Records supplied
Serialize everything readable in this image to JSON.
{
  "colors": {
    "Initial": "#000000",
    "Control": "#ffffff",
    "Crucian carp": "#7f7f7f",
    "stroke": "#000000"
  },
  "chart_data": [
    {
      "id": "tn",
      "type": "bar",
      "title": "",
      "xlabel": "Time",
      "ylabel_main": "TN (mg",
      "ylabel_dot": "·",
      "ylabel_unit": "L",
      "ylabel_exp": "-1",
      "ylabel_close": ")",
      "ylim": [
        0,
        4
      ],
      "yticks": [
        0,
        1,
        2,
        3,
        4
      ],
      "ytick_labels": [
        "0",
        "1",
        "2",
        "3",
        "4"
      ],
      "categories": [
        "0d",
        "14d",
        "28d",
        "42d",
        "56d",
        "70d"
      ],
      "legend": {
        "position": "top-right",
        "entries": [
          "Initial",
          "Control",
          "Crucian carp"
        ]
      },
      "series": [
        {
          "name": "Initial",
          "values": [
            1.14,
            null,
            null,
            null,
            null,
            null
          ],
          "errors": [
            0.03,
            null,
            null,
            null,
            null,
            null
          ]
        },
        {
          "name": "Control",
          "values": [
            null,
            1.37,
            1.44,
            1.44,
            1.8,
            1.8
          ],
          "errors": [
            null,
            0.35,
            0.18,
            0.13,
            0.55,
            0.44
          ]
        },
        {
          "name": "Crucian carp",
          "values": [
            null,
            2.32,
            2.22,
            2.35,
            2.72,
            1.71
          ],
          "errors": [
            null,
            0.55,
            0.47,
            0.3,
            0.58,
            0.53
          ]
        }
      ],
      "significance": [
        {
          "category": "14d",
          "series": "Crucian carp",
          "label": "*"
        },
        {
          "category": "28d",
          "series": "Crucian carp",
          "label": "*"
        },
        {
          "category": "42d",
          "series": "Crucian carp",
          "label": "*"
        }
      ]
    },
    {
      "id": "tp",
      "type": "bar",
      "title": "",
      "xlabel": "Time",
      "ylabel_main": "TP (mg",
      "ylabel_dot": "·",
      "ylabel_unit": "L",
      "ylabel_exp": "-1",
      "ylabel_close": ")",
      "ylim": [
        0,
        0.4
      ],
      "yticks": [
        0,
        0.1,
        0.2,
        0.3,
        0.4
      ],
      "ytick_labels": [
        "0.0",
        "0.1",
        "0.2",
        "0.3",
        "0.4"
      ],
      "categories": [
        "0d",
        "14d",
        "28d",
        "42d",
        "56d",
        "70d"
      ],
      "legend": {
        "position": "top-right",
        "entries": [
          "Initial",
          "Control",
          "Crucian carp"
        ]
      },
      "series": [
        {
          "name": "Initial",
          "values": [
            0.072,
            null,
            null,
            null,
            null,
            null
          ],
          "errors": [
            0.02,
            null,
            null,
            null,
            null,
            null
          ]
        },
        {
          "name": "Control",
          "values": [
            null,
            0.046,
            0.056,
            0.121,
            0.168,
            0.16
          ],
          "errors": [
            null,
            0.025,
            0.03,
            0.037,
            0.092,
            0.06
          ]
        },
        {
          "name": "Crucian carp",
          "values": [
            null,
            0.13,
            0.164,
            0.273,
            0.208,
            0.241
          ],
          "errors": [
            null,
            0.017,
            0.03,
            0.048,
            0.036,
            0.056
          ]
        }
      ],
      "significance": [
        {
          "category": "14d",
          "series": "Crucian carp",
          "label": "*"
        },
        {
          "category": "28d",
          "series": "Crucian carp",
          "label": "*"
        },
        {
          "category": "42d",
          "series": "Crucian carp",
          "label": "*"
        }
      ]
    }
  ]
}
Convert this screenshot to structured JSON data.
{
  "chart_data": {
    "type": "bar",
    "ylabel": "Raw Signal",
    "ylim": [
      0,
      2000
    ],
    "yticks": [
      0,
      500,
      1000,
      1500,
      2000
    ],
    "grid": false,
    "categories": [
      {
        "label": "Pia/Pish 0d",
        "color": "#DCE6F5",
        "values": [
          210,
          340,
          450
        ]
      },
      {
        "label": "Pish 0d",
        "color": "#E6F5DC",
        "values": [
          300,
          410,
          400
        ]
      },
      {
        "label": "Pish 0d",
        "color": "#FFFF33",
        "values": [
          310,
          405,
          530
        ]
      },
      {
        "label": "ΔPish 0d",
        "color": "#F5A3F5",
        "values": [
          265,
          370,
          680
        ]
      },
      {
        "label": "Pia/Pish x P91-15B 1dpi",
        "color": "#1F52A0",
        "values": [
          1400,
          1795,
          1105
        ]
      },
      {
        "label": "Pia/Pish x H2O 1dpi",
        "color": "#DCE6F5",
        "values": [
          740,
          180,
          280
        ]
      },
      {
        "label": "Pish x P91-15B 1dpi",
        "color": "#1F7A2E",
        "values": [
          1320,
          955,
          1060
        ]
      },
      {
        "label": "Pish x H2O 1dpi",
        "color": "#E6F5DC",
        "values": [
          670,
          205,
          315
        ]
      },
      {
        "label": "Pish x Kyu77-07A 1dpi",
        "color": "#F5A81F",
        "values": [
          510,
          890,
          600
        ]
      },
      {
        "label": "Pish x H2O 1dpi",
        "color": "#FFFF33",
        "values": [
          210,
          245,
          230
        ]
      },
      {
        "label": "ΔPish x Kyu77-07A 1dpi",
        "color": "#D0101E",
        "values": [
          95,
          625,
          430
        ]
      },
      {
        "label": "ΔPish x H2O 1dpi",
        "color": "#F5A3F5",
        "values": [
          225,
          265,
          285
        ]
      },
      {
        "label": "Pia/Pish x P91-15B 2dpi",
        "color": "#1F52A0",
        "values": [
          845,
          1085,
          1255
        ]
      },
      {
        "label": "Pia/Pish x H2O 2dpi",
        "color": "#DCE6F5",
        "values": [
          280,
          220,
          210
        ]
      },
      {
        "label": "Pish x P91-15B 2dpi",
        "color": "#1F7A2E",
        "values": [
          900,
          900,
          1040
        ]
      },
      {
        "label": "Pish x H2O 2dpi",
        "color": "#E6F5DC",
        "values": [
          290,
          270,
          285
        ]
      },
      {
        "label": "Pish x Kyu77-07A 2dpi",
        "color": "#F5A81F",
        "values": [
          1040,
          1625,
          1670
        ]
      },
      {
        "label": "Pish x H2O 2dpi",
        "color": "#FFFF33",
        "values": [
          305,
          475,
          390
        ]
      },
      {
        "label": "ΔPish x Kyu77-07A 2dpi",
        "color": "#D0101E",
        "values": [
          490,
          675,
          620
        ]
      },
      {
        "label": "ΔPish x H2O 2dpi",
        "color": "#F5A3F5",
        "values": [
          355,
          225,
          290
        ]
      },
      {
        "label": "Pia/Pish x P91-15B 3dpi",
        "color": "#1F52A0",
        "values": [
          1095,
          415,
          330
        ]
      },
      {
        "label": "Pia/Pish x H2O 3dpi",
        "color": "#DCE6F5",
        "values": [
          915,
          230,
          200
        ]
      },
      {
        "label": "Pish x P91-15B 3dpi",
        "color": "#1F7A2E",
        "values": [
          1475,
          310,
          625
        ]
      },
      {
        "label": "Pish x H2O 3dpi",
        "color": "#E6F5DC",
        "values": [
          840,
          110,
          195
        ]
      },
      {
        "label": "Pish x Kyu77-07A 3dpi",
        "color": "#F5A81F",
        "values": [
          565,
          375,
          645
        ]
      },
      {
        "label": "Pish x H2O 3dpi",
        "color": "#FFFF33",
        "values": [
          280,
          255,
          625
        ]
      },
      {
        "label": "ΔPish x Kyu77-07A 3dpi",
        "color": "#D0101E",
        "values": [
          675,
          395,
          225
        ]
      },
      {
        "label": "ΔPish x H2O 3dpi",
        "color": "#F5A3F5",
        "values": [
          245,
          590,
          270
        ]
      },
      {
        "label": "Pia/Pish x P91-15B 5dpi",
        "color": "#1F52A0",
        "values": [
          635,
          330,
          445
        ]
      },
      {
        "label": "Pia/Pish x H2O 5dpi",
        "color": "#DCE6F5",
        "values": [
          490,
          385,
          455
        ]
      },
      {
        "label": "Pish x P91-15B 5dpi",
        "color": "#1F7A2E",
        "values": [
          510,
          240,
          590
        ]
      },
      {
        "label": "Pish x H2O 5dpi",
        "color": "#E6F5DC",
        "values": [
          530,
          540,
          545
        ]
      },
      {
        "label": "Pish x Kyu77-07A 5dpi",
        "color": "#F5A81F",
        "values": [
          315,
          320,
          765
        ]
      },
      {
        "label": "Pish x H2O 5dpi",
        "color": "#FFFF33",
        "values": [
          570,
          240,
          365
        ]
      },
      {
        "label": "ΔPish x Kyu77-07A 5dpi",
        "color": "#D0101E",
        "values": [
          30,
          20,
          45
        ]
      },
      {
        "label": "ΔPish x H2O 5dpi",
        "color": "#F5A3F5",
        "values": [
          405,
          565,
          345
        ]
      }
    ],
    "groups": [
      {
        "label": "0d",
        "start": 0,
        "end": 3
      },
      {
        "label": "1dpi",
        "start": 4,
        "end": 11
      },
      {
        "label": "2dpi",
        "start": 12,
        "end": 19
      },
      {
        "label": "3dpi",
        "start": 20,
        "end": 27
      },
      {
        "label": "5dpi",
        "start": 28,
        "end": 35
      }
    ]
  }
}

Brief
Identify every line holding the word "this" and copy it out.

Exercise solution
Serialize everything readable in this image to JSON.
Convert this screenshot to structured JSON data.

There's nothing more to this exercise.